[WHAT TO WORK ON]
Copy the records below exactly, omitting any pictures they contain.
☆ ☆ ☆ ☆ ☆
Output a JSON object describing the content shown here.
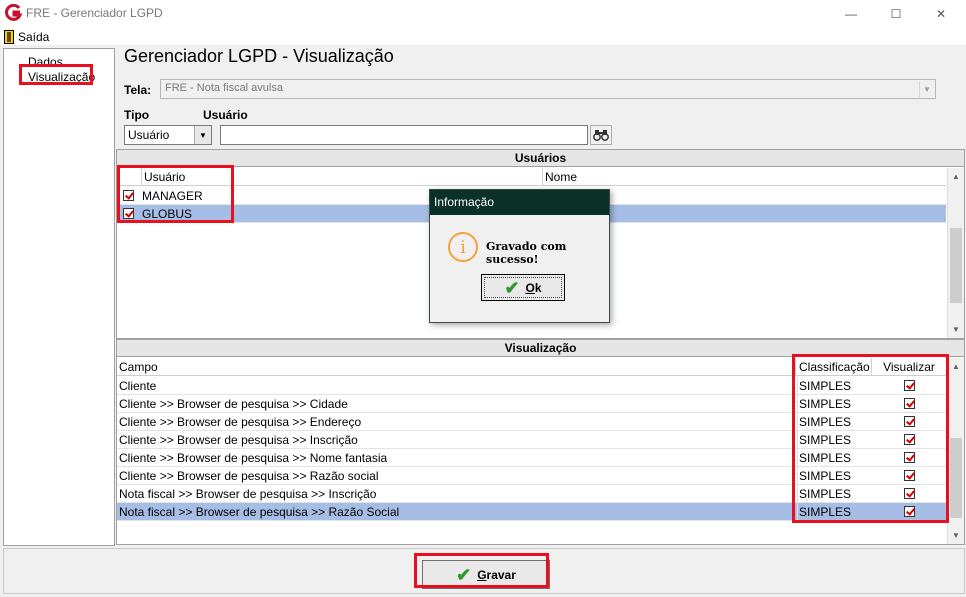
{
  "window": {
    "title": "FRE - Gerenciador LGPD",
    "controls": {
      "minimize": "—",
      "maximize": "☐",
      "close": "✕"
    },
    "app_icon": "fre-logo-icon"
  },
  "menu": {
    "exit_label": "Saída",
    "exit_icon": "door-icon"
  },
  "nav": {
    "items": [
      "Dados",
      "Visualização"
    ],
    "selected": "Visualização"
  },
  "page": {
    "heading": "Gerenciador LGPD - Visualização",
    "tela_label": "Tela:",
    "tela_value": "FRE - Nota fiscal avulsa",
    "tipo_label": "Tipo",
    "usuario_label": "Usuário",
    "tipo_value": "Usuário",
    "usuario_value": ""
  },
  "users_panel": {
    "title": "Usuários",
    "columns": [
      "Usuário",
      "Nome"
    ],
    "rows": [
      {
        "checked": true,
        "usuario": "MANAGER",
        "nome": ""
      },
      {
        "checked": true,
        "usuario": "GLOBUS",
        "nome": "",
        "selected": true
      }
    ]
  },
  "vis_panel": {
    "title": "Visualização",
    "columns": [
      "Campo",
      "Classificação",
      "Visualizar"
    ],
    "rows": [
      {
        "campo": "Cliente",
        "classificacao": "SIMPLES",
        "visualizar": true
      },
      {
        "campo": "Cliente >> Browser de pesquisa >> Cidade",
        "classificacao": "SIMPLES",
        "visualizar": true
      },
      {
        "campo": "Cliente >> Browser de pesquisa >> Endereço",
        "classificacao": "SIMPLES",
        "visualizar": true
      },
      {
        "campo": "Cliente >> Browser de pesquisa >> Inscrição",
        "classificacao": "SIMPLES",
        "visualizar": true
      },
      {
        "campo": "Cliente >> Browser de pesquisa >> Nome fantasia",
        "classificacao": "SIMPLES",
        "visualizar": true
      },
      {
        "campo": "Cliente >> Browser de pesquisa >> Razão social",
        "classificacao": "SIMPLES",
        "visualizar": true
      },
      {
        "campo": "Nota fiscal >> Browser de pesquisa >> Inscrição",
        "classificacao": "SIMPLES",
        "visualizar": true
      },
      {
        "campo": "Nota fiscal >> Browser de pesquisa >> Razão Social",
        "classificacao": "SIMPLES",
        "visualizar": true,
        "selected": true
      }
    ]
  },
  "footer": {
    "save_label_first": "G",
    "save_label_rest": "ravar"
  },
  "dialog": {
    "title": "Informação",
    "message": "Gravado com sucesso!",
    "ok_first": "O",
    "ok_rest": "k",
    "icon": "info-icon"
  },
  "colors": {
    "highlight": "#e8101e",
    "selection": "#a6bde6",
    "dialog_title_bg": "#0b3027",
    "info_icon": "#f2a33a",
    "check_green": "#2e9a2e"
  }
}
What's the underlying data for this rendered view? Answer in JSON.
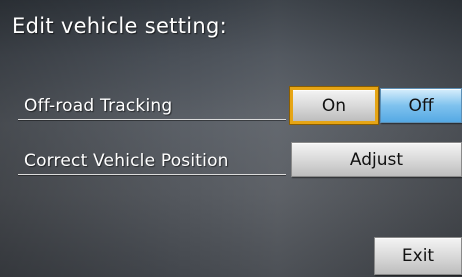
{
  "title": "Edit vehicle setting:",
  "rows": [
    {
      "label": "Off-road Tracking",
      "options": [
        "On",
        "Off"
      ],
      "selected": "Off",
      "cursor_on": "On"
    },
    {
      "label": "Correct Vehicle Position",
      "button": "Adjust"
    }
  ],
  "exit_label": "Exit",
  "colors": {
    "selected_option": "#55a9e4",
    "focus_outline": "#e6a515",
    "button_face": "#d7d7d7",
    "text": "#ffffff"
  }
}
☆ ☆ ☆ ☆ ☆
[CORRECT RESPONSE]
Output a JSON object describing the content shown here.
{
  "window": {
    "title": "FRE - Gerenciador LGPD",
    "controls": {
      "minimize": "—",
      "maximize": "☐",
      "close": "✕"
    },
    "app_icon": "fre-logo-icon"
  },
  "menu": {
    "exit_label": "Saída",
    "exit_icon": "door-icon"
  },
  "nav": {
    "items": [
      "Dados",
      "Visualização"
    ],
    "selected": "Visualização"
  },
  "page": {
    "heading": "Gerenciador LGPD - Visualização",
    "tela_label": "Tela:",
    "tela_value": "FRE - Nota fiscal avulsa",
    "tipo_label": "Tipo",
    "usuario_label": "Usuário",
    "tipo_value": "Usuário",
    "usuario_value": ""
  },
  "users_panel": {
    "title": "Usuários",
    "columns": [
      "Usuário",
      "Nome"
    ],
    "rows": [
      {
        "checked": true,
        "usuario": "MANAGER",
        "nome": ""
      },
      {
        "checked": true,
        "usuario": "GLOBUS",
        "nome": "",
        "selected": true
      }
    ]
  },
  "vis_panel": {
    "title": "Visualização",
    "columns": [
      "Campo",
      "Classificação",
      "Visualizar"
    ],
    "rows": [
      {
        "campo": "Cliente",
        "classificacao": "SIMPLES",
        "visualizar": true
      },
      {
        "campo": "Cliente >> Browser de pesquisa >> Cidade",
        "classificacao": "SIMPLES",
        "visualizar": true
      },
      {
        "campo": "Cliente >> Browser de pesquisa >> Endereço",
        "classificacao": "SIMPLES",
        "visualizar": true
      },
      {
        "campo": "Cliente >> Browser de pesquisa >> Inscrição",
        "classificacao": "SIMPLES",
        "visualizar": true
      },
      {
        "campo": "Cliente >> Browser de pesquisa >> Nome fantasia",
        "classificacao": "SIMPLES",
        "visualizar": true
      },
      {
        "campo": "Cliente >> Browser de pesquisa >> Razão social",
        "classificacao": "SIMPLES",
        "visualizar": true
      },
      {
        "campo": "Nota fiscal >> Browser de pesquisa >> Inscrição",
        "classificacao": "SIMPLES",
        "visualizar": true
      },
      {
        "campo": "Nota fiscal >> Browser de pesquisa >> Razão Social",
        "classificacao": "SIMPLES",
        "visualizar": true,
        "selected": true
      }
    ]
  },
  "footer": {
    "save_label_first": "G",
    "save_label_rest": "ravar"
  },
  "dialog": {
    "title": "Informação",
    "message": "Gravado com sucesso!",
    "ok_first": "O",
    "ok_rest": "k",
    "icon": "info-icon"
  },
  "colors": {
    "highlight": "#e8101e",
    "selection": "#a6bde6",
    "dialog_title_bg": "#0b3027",
    "info_icon": "#f2a33a",
    "check_green": "#2e9a2e"
  }
}
What's the underlying data for this rendered view? Answer in JSON.
{
  "title": "Edit vehicle setting:",
  "rows": [
    {
      "label": "Off-road Tracking",
      "options": [
        "On",
        "Off"
      ],
      "selected": "Off",
      "cursor_on": "On"
    },
    {
      "label": "Correct Vehicle Position",
      "button": "Adjust"
    }
  ],
  "exit_label": "Exit",
  "colors": {
    "selected_option": "#55a9e4",
    "focus_outline": "#e6a515",
    "button_face": "#d7d7d7",
    "text": "#ffffff"
  }
}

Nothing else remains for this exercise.